§ **Directive**:
Read through the entries below and return each line with the word "page".

§ **Extracted information**:
========================================
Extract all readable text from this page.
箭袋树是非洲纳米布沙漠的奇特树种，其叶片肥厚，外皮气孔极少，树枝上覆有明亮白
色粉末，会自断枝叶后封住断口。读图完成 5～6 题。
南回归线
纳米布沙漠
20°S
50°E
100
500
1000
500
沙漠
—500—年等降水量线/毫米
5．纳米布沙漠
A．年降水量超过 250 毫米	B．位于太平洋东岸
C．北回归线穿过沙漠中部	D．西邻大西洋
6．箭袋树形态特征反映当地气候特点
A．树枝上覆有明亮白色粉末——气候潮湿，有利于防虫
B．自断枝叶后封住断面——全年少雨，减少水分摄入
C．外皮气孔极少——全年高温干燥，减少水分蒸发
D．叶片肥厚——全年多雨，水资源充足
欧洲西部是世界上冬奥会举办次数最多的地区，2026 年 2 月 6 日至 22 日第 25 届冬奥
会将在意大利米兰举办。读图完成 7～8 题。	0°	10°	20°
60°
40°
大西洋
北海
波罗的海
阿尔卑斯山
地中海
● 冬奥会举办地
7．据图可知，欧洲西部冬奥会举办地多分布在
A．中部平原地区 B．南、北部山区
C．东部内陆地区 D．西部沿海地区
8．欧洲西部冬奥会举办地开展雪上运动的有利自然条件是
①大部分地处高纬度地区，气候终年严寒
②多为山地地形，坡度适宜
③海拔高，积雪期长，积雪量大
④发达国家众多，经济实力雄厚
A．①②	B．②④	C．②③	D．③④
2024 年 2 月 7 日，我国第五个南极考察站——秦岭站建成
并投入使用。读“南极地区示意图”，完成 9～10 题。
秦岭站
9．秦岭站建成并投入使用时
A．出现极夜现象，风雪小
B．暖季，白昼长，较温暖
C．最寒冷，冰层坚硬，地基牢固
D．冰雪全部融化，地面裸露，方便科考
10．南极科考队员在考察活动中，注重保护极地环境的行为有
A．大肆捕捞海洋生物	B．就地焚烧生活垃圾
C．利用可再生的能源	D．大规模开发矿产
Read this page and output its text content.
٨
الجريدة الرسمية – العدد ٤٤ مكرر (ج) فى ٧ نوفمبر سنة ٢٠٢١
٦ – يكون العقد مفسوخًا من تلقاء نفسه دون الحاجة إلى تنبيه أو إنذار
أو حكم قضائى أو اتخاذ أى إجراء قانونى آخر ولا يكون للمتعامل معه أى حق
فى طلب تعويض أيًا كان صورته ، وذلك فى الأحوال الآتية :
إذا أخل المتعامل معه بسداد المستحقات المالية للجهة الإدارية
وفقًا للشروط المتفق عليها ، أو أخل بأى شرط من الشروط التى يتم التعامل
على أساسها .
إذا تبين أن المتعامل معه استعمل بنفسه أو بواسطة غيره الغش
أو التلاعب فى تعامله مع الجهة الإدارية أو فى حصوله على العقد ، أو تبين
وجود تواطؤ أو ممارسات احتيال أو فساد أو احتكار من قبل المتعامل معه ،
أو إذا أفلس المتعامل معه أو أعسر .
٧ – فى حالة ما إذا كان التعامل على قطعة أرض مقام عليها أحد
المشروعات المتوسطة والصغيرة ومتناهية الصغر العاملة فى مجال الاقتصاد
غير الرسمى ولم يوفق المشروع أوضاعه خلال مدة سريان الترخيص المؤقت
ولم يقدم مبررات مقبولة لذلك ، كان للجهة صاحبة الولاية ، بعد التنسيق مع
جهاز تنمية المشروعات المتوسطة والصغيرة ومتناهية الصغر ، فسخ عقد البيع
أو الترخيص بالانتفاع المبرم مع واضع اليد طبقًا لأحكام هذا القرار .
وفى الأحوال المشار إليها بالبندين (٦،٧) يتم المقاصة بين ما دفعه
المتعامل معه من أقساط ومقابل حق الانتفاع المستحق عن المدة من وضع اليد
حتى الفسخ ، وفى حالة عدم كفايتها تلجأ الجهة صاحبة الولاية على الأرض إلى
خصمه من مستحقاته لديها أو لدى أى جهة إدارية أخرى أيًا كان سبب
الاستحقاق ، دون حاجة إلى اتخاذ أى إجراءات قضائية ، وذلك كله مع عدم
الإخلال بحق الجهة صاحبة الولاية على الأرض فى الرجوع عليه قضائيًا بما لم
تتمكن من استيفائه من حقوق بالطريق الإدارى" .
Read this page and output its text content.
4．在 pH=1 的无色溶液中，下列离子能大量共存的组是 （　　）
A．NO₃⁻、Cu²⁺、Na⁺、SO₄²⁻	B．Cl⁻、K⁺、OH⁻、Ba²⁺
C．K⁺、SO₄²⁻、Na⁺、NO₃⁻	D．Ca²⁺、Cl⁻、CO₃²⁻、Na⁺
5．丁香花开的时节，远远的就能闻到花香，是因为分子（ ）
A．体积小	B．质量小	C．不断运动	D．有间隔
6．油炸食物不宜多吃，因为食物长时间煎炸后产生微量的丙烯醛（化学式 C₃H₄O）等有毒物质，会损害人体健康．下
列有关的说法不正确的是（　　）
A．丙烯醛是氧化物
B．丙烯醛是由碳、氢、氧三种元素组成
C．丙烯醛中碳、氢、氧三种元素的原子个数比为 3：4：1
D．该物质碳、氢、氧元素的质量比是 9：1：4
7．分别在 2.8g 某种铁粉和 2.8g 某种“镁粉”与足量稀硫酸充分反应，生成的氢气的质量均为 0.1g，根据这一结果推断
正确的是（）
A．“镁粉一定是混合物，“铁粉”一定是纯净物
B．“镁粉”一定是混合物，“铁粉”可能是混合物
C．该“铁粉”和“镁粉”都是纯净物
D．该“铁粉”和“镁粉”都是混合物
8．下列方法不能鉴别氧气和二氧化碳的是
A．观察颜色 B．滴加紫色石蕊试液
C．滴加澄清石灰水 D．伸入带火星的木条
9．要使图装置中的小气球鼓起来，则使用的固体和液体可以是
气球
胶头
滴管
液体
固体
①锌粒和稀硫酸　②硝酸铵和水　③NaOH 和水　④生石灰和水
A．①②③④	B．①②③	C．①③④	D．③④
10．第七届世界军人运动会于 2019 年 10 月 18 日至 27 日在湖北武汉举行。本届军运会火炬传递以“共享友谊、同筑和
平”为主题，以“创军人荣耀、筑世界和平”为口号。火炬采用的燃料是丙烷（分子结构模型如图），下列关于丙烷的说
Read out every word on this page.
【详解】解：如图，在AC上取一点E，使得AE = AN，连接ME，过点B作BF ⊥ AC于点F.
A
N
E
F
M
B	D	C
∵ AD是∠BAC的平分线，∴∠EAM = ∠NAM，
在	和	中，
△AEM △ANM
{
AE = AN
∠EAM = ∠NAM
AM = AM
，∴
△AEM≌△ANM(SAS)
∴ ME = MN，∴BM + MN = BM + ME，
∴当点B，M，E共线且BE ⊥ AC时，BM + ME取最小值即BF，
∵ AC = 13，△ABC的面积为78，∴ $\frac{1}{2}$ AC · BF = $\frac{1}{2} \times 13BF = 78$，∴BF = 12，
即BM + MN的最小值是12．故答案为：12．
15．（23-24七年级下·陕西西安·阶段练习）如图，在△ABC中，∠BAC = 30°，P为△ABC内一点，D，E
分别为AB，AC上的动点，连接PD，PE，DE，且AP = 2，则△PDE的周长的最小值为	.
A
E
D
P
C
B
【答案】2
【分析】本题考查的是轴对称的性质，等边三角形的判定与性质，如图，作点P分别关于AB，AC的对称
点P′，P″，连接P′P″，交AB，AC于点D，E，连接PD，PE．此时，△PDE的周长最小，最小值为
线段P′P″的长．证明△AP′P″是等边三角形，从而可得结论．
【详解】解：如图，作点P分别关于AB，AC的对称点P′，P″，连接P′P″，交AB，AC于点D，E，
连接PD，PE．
========================================
§ **Complete response**:
Extract all readable text from this page.
Read this page and output its text content.
Read this page and output its text content.
Read out every word on this page.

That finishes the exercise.